## Begin

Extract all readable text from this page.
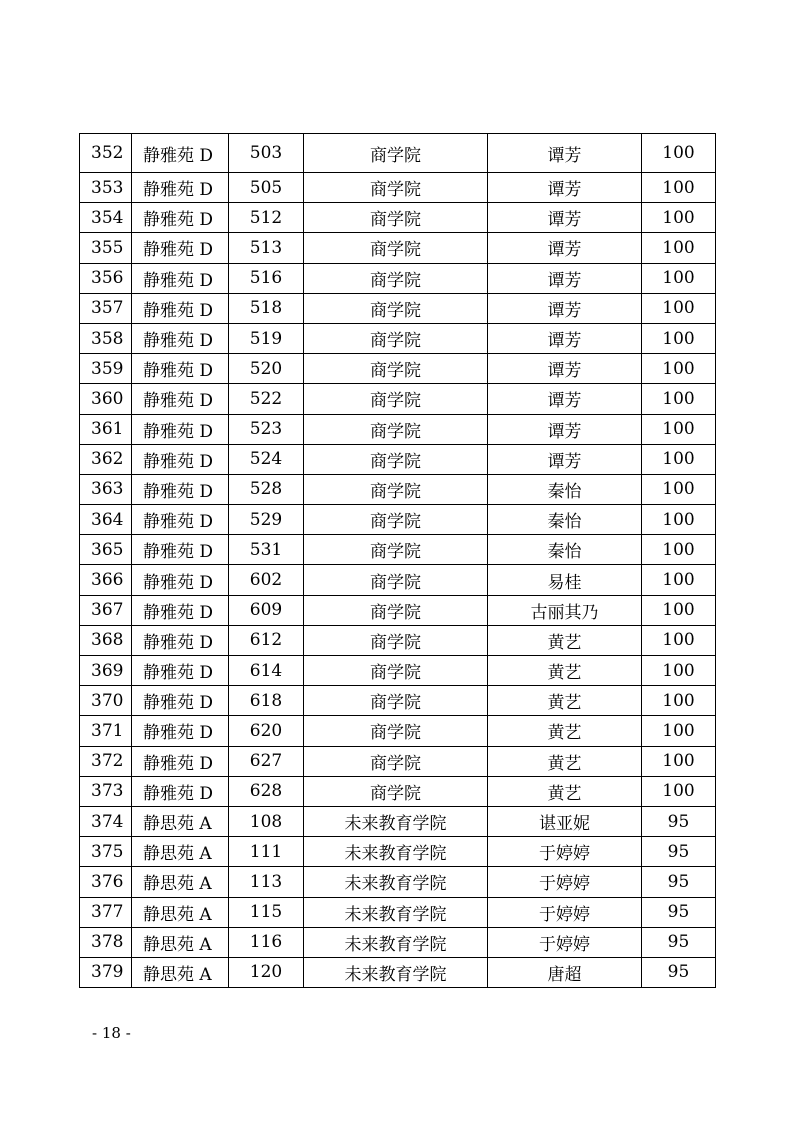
352	静雅苑 D	503	商学院	谭芳	100
353	静雅苑 D	505	商学院	谭芳	100
354	静雅苑 D	512	商学院	谭芳	100
355	静雅苑 D	513	商学院	谭芳	100
356	静雅苑 D	516	商学院	谭芳	100
357	静雅苑 D	518	商学院	谭芳	100
358	静雅苑 D	519	商学院	谭芳	100
359	静雅苑 D	520	商学院	谭芳	100
360	静雅苑 D	522	商学院	谭芳	100
361	静雅苑 D	523	商学院	谭芳	100
362	静雅苑 D	524	商学院	谭芳	100
363	静雅苑 D	528	商学院	秦怡	100
364	静雅苑 D	529	商学院	秦怡	100
365	静雅苑 D	531	商学院	秦怡	100
366	静雅苑 D	602	商学院	易桂	100
367	静雅苑 D	609	商学院	古丽其乃	100
368	静雅苑 D	612	商学院	黄艺	100
369	静雅苑 D	614	商学院	黄艺	100
370	静雅苑 D	618	商学院	黄艺	100
371	静雅苑 D	620	商学院	黄艺	100
372	静雅苑 D	627	商学院	黄艺	100
373	静雅苑 D	628	商学院	黄艺	100
374	静思苑 A	108	未来教育学院	谌亚妮	95
375	静思苑 A	111	未来教育学院	于婷婷	95
376	静思苑 A	113	未来教育学院	于婷婷	95
377	静思苑 A	115	未来教育学院	于婷婷	95
378	静思苑 A	116	未来教育学院	于婷婷	95
379	静思苑 A	120	未来教育学院	唐超	95
- 18 -
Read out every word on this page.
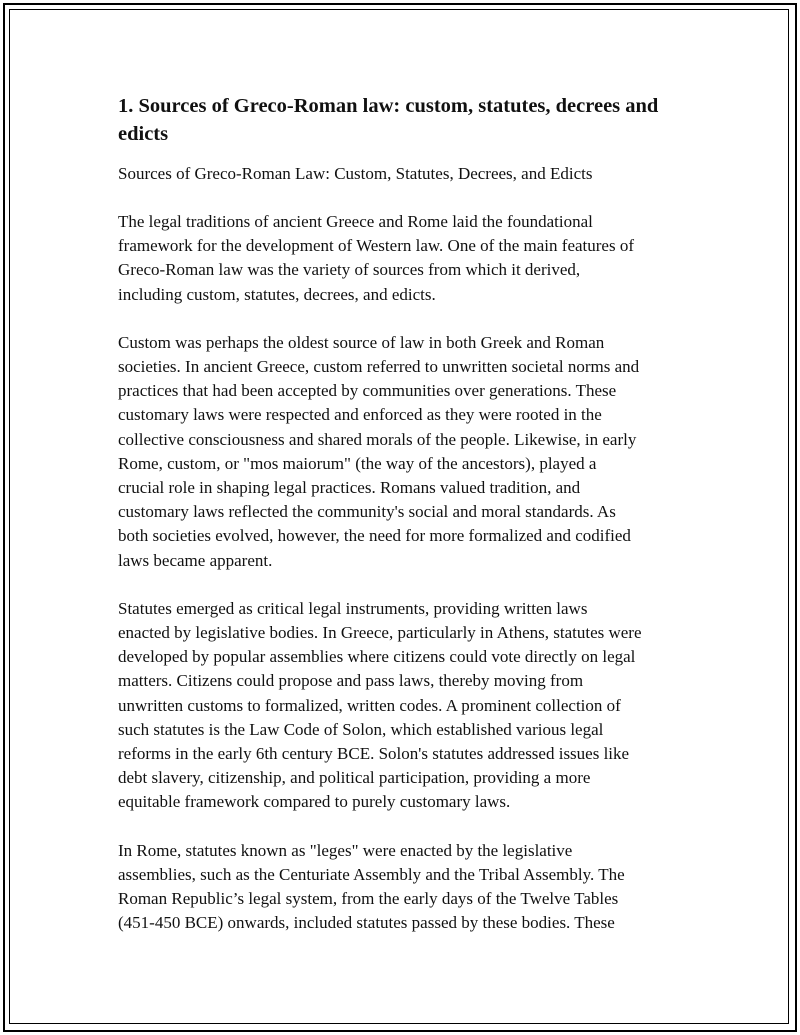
1. Sources of Greco-Roman law: custom, statutes, decrees and edicts

Sources of Greco-Roman Law: Custom, Statutes, Decrees, and Edicts

The legal traditions of ancient Greece and Rome laid the foundational
framework for the development of Western law. One of the main features of
Greco-Roman law was the variety of sources from which it derived,
including custom, statutes, decrees, and edicts.

Custom was perhaps the oldest source of law in both Greek and Roman
societies. In ancient Greece, custom referred to unwritten societal norms and
practices that had been accepted by communities over generations. These
customary laws were respected and enforced as they were rooted in the
collective consciousness and shared morals of the people. Likewise, in early
Rome, custom, or "mos maiorum" (the way of the ancestors), played a
crucial role in shaping legal practices. Romans valued tradition, and
customary laws reflected the community's social and moral standards. As
both societies evolved, however, the need for more formalized and codified
laws became apparent.

Statutes emerged as critical legal instruments, providing written laws
enacted by legislative bodies. In Greece, particularly in Athens, statutes were
developed by popular assemblies where citizens could vote directly on legal
matters. Citizens could propose and pass laws, thereby moving from
unwritten customs to formalized, written codes. A prominent collection of
such statutes is the Law Code of Solon, which established various legal
reforms in the early 6th century BCE. Solon's statutes addressed issues like
debt slavery, citizenship, and political participation, providing a more
equitable framework compared to purely customary laws.

In Rome, statutes known as "leges" were enacted by the legislative
assemblies, such as the Centuriate Assembly and the Tribal Assembly. The
Roman Republic’s legal system, from the early days of the Twelve Tables
(451-450 BCE) onwards, included statutes passed by these bodies. These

## End

◆ Required work
Pull out each line of the records holding the string "practices".

◆ Task result
practices that had been accepted by communities over generations. These
crucial role in shaping legal practices. Romans valued tradition, and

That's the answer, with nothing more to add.